## Exercise aim
Reproduce, without any change, the stretch of the listing below from the line containing "Patent image size: (1469, 1007)." through the line containing "The bearing housing 61 is at (731, 340).", both lines included.

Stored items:
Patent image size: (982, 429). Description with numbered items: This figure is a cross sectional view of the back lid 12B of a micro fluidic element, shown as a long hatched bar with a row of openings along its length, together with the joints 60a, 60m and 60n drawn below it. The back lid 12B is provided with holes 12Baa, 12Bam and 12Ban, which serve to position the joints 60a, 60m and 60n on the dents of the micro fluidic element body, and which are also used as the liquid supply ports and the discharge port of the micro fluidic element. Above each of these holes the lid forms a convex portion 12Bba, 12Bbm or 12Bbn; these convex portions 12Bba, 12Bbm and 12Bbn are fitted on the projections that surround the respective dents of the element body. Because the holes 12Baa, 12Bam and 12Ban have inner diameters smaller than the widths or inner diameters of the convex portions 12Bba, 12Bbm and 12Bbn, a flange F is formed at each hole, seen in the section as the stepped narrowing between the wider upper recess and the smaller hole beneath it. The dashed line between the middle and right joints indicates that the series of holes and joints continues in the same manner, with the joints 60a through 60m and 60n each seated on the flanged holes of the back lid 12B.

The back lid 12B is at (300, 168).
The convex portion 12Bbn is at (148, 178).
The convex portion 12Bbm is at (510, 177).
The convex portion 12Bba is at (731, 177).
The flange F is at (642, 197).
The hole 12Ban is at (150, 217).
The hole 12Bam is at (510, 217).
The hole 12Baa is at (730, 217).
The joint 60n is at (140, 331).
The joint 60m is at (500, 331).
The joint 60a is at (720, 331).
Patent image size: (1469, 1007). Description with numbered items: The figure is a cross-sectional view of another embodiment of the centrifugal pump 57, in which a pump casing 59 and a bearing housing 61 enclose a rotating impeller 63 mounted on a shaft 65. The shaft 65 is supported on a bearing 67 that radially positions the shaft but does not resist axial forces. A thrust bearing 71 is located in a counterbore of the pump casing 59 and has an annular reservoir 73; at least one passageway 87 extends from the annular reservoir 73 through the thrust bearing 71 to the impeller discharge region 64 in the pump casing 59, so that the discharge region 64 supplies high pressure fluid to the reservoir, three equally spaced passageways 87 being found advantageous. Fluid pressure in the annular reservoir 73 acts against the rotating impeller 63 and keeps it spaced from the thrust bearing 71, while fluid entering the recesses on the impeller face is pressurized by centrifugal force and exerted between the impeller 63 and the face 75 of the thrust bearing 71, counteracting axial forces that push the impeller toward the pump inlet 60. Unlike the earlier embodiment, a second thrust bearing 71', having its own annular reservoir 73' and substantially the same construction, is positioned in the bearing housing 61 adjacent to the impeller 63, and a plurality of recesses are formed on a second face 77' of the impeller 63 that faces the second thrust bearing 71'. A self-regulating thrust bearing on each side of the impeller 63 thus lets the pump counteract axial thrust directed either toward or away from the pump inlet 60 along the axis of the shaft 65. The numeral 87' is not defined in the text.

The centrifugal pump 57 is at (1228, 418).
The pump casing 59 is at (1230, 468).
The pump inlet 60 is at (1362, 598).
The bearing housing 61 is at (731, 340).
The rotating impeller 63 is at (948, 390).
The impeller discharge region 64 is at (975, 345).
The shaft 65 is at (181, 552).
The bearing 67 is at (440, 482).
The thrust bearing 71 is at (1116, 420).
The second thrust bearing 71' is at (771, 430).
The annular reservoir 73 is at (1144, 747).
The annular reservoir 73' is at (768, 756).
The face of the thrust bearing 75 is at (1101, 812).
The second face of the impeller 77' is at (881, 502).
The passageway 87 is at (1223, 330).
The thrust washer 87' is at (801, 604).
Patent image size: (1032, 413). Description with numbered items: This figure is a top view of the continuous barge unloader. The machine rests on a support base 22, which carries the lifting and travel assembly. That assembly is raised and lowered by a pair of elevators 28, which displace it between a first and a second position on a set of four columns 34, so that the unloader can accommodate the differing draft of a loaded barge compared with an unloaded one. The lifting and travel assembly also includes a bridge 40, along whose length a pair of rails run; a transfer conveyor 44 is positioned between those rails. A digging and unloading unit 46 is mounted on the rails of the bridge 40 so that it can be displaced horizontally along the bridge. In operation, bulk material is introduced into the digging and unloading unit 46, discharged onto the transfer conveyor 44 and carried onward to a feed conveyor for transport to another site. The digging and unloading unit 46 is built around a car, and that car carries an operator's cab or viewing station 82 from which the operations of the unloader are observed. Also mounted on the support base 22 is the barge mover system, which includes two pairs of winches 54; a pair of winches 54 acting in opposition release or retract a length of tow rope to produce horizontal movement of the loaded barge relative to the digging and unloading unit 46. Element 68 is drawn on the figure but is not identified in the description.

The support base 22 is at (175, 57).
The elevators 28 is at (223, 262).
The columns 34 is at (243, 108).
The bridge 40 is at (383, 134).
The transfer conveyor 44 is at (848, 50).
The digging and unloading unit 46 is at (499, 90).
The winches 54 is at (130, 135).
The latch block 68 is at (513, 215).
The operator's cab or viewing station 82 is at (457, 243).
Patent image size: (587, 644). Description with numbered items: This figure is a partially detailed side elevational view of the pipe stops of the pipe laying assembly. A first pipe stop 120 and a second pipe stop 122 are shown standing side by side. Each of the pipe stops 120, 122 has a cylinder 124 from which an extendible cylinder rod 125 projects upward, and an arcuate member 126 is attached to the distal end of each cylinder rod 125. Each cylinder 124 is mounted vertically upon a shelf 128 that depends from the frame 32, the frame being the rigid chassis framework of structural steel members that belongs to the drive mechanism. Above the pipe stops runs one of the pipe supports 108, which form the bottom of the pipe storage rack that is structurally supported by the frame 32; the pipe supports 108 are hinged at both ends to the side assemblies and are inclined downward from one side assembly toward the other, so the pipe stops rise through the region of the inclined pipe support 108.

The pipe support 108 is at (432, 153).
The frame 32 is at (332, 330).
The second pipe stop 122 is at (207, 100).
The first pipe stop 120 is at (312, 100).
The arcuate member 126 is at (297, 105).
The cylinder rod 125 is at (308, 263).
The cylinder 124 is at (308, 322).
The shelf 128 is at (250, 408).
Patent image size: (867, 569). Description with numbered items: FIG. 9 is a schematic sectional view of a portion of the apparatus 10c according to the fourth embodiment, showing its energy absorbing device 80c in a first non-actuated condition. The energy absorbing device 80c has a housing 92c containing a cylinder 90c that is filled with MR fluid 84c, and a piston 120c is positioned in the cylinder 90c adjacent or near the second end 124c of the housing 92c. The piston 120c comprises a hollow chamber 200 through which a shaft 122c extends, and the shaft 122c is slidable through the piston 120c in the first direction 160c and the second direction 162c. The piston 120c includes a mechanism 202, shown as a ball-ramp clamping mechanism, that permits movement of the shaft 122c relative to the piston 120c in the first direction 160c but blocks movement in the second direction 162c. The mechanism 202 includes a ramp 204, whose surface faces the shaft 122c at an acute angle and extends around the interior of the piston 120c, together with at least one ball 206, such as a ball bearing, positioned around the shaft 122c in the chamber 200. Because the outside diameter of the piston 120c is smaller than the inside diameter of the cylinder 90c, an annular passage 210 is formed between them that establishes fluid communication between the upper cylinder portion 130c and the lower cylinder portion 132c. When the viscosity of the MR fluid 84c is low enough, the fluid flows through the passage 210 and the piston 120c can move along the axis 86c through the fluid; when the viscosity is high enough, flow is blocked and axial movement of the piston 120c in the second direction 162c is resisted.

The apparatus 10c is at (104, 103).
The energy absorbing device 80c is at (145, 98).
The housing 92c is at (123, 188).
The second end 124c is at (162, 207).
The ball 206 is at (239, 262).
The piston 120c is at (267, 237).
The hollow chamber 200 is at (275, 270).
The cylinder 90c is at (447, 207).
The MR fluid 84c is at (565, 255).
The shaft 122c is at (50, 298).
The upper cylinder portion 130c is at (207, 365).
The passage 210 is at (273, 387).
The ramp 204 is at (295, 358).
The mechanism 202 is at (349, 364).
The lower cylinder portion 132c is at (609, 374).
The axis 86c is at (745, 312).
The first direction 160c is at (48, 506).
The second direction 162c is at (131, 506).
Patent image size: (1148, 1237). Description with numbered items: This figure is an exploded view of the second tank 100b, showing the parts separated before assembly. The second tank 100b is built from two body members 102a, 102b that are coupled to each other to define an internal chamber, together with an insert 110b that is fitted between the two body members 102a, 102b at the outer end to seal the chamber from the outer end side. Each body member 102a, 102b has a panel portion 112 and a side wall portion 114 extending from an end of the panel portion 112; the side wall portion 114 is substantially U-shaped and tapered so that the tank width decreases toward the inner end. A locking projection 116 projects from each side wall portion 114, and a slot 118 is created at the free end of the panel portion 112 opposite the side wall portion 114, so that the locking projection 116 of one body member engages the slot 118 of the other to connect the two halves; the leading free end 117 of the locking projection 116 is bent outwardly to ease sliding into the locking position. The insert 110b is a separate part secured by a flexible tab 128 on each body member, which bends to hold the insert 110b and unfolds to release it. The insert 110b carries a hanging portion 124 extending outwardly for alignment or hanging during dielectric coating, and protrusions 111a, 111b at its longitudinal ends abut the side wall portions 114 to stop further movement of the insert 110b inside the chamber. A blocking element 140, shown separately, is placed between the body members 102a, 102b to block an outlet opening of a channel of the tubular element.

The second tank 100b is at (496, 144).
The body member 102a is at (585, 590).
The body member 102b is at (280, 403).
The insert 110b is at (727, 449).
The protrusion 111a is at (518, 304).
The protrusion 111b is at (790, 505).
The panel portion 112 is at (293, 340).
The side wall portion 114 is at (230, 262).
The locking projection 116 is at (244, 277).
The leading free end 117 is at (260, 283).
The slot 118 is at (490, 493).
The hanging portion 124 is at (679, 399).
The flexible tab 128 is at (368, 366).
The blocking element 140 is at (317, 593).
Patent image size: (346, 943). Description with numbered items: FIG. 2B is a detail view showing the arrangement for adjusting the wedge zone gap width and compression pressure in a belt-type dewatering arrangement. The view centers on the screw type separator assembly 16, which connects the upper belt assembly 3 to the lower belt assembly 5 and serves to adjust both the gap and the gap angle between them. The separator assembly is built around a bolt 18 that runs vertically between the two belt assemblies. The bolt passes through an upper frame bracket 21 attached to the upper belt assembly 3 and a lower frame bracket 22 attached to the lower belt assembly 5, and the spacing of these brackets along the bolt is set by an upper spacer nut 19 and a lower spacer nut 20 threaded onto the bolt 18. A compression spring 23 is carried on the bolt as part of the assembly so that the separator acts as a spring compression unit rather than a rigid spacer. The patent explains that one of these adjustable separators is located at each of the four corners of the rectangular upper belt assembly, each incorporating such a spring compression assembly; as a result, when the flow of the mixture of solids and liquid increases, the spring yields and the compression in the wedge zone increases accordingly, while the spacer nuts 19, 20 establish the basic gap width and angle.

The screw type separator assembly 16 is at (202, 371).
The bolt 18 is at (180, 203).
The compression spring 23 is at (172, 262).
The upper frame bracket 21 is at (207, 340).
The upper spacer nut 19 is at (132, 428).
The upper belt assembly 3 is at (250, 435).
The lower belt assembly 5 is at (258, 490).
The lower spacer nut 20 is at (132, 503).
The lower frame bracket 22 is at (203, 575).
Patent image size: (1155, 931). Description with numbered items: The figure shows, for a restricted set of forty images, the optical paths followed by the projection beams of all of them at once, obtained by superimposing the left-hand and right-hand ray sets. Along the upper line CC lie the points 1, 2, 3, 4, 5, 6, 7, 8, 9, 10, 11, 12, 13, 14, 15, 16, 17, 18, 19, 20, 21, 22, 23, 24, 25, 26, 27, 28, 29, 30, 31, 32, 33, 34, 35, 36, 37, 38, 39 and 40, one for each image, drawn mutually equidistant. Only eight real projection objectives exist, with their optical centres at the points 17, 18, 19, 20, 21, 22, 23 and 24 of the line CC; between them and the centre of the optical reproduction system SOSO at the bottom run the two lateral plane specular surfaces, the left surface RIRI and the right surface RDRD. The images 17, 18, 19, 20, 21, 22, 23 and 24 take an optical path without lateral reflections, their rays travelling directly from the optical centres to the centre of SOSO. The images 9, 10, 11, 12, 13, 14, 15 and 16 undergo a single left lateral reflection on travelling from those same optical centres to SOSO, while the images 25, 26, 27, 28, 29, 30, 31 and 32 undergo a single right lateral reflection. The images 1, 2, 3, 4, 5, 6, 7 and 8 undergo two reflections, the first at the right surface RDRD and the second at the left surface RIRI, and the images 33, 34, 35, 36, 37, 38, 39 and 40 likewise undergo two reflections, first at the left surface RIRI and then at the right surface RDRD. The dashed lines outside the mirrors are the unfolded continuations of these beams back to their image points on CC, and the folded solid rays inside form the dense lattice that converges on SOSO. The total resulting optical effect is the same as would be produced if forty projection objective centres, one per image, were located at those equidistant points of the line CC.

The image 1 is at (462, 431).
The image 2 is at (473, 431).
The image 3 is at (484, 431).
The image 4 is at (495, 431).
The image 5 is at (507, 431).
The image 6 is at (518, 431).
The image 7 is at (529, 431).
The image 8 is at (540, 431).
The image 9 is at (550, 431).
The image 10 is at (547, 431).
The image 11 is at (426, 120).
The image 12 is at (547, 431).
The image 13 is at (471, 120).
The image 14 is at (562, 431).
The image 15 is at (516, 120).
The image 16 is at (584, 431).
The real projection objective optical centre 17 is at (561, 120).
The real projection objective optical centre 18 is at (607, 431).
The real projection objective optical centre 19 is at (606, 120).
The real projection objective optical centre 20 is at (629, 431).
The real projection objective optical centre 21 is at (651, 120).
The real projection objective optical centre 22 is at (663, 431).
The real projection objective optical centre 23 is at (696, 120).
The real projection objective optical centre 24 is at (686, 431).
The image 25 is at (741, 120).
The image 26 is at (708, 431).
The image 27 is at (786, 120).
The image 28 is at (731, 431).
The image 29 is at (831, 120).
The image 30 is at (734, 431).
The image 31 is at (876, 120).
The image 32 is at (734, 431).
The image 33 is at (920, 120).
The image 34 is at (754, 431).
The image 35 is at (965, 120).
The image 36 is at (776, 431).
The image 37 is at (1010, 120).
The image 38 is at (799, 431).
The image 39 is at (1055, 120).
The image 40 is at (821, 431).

## The response
Patent image size: (1469, 1007). Description with numbered items: The figure is a cross-sectional view of another embodiment of the centrifugal pump 57, in which a pump casing 59 and a bearing housing 61 enclose a rotating impeller 63 mounted on a shaft 65. The shaft 65 is supported on a bearing 67 that radially positions the shaft but does not resist axial forces. A thrust bearing 71 is located in a counterbore of the pump casing 59 and has an annular reservoir 73; at least one passageway 87 extends from the annular reservoir 73 through the thrust bearing 71 to the impeller discharge region 64 in the pump casing 59, so that the discharge region 64 supplies high pressure fluid to the reservoir, three equally spaced passageways 87 being found advantageous. Fluid pressure in the annular reservoir 73 acts against the rotating impeller 63 and keeps it spaced from the thrust bearing 71, while fluid entering the recesses on the impeller face is pressurized by centrifugal force and exerted between the impeller 63 and the face 75 of the thrust bearing 71, counteracting axial forces that push the impeller toward the pump inlet 60. Unlike the earlier embodiment, a second thrust bearing 71', having its own annular reservoir 73' and substantially the same construction, is positioned in the bearing housing 61 adjacent to the impeller 63, and a plurality of recesses are formed on a second face 77' of the impeller 63 that faces the second thrust bearing 71'. A self-regulating thrust bearing on each side of the impeller 63 thus lets the pump counteract axial thrust directed either toward or away from the pump inlet 60 along the axis of the shaft 65. The numeral 87' is not defined in the text.

The centrifugal pump 57 is at (1228, 418).
The pump casing 59 is at (1230, 468).
The pump inlet 60 is at (1362, 598).
The bearing housing 61 is at (731, 340).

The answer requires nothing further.